-- start of Records for the task --

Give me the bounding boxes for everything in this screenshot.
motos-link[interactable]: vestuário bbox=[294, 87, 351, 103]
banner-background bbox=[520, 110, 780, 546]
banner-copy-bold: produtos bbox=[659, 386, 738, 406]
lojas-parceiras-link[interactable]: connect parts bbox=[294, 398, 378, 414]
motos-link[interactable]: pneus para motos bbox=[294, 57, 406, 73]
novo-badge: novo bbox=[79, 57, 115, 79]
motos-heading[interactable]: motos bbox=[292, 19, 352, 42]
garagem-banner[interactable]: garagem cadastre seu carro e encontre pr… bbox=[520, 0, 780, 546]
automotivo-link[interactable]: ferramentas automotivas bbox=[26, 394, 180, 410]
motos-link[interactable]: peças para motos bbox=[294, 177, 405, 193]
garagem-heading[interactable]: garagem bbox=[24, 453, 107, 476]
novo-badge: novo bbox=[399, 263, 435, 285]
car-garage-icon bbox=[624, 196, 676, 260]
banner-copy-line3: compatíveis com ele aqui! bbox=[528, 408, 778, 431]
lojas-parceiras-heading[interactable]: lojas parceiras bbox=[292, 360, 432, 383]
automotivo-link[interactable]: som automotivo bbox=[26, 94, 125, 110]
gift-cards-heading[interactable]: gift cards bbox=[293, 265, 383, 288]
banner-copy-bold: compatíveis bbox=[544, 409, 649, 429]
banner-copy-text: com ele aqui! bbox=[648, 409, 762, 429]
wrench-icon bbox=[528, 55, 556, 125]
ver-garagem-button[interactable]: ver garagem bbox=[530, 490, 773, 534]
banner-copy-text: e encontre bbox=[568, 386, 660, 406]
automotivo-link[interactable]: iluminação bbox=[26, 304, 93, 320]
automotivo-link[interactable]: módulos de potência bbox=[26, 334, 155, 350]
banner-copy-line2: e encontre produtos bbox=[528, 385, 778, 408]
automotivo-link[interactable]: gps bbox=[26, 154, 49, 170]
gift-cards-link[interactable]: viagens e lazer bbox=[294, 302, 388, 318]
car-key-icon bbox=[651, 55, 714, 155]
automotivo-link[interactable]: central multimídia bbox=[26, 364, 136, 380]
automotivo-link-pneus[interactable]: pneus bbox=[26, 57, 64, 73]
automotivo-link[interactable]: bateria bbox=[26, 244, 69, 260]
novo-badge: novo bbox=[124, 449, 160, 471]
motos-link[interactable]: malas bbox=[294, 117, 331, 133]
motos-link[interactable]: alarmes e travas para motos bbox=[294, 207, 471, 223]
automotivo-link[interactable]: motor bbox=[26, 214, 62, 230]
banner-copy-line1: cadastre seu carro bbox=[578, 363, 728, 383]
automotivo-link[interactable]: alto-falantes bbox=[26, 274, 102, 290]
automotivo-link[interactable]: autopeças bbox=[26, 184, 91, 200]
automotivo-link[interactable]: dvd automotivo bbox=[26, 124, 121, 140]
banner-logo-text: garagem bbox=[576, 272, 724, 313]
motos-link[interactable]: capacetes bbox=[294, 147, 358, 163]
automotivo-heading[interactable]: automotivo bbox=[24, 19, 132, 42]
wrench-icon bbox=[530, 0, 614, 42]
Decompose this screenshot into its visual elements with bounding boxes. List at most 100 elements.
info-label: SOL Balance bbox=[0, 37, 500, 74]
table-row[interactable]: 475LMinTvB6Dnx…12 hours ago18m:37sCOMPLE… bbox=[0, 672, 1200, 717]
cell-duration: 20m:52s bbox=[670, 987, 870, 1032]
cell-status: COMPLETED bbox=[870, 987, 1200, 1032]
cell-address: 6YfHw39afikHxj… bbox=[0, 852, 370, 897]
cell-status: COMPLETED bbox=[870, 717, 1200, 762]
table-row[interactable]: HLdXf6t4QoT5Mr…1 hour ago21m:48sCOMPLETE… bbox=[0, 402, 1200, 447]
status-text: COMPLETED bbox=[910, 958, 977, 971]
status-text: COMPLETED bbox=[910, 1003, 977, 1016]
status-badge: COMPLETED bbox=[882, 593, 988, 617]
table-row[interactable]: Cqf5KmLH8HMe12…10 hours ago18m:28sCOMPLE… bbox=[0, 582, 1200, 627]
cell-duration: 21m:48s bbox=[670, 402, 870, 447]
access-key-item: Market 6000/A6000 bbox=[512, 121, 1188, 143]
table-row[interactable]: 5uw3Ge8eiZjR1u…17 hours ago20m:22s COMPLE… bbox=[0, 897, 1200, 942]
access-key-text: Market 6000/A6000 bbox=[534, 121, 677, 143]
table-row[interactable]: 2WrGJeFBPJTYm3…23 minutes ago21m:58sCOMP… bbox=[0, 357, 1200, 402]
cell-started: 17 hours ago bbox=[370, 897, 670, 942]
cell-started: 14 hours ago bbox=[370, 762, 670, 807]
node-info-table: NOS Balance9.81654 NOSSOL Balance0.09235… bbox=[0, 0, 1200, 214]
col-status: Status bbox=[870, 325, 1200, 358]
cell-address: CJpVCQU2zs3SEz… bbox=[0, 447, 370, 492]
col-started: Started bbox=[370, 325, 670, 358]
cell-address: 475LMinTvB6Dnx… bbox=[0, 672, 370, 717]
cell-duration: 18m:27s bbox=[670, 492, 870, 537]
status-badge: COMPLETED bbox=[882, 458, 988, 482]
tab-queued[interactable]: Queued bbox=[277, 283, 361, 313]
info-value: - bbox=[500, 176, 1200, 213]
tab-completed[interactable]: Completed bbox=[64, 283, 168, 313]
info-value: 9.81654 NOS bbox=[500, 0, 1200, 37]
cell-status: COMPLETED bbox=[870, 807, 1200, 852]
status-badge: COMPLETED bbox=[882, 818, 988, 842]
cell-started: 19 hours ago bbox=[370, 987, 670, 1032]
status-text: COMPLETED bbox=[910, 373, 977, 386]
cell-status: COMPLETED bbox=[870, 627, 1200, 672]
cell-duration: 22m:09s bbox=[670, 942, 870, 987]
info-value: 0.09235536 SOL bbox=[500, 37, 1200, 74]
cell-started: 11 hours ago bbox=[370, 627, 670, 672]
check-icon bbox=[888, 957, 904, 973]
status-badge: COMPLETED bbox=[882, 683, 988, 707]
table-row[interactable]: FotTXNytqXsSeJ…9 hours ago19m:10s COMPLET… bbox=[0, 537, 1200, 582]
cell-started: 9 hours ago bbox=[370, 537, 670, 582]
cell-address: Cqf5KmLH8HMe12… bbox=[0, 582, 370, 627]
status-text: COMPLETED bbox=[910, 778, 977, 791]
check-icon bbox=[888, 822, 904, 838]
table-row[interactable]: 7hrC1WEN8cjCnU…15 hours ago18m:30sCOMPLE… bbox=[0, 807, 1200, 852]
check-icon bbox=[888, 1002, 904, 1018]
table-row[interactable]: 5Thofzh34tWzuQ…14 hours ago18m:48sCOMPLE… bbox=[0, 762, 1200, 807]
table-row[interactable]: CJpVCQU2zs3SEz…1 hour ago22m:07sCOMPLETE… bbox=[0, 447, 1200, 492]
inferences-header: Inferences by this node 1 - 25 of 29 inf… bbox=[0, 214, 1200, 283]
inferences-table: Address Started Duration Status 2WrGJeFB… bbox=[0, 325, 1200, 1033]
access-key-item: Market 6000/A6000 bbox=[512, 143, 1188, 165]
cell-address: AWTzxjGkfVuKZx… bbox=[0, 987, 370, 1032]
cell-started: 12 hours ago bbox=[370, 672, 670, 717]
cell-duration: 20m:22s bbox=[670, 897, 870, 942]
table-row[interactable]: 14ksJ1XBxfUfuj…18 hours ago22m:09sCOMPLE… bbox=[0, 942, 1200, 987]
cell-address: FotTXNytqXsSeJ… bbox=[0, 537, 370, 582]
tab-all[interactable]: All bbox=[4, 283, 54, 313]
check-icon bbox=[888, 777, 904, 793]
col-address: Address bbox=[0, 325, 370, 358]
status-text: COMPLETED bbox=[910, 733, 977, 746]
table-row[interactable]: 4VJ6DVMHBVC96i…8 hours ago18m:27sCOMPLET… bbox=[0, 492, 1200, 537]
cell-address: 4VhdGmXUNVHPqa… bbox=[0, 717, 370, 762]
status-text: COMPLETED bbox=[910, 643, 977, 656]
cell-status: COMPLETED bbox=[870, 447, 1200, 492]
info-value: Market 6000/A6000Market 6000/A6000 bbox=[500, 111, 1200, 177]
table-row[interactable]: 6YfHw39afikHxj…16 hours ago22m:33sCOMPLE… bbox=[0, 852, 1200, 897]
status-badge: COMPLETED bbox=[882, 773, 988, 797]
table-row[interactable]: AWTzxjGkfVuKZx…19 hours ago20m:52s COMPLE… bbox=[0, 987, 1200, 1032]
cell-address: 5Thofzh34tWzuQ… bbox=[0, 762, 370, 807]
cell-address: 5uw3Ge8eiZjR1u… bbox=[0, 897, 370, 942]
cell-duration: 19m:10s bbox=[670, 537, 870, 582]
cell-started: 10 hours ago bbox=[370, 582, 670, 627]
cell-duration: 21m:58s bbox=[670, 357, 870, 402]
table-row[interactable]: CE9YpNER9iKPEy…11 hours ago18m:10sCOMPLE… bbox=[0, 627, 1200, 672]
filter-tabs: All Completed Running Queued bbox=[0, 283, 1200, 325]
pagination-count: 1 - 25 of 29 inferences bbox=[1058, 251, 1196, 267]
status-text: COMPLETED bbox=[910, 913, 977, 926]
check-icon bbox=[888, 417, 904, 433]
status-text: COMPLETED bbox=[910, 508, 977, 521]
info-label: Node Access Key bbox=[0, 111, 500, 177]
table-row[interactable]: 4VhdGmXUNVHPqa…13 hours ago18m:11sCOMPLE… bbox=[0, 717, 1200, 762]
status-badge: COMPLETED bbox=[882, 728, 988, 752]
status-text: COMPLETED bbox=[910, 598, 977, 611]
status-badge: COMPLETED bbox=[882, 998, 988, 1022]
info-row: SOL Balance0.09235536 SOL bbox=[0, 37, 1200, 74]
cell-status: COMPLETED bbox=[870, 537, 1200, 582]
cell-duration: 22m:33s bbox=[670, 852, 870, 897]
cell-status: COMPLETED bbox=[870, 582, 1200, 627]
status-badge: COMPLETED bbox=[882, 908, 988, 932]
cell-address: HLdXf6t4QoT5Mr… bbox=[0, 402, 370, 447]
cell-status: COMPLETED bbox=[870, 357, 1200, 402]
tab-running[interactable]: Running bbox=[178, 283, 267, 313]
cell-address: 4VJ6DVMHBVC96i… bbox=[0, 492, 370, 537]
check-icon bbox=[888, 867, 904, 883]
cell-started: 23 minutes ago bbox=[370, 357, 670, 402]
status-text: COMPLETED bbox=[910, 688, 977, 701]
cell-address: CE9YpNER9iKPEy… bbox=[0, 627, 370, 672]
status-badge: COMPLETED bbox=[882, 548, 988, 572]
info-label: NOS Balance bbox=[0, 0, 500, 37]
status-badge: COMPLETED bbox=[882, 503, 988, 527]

-- end of Records for the task --

__Aim__
Copy out verbatim every row from the start of the rows through the line containing "banner-copy-bold: produtos bbox=[659, 386, 738, 406]", including both ends.

__Answer__
Give me the bounding boxes for everything in this screenshot.
motos-link[interactable]: vestuário bbox=[294, 87, 351, 103]
banner-background bbox=[520, 110, 780, 546]
banner-copy-bold: produtos bbox=[659, 386, 738, 406]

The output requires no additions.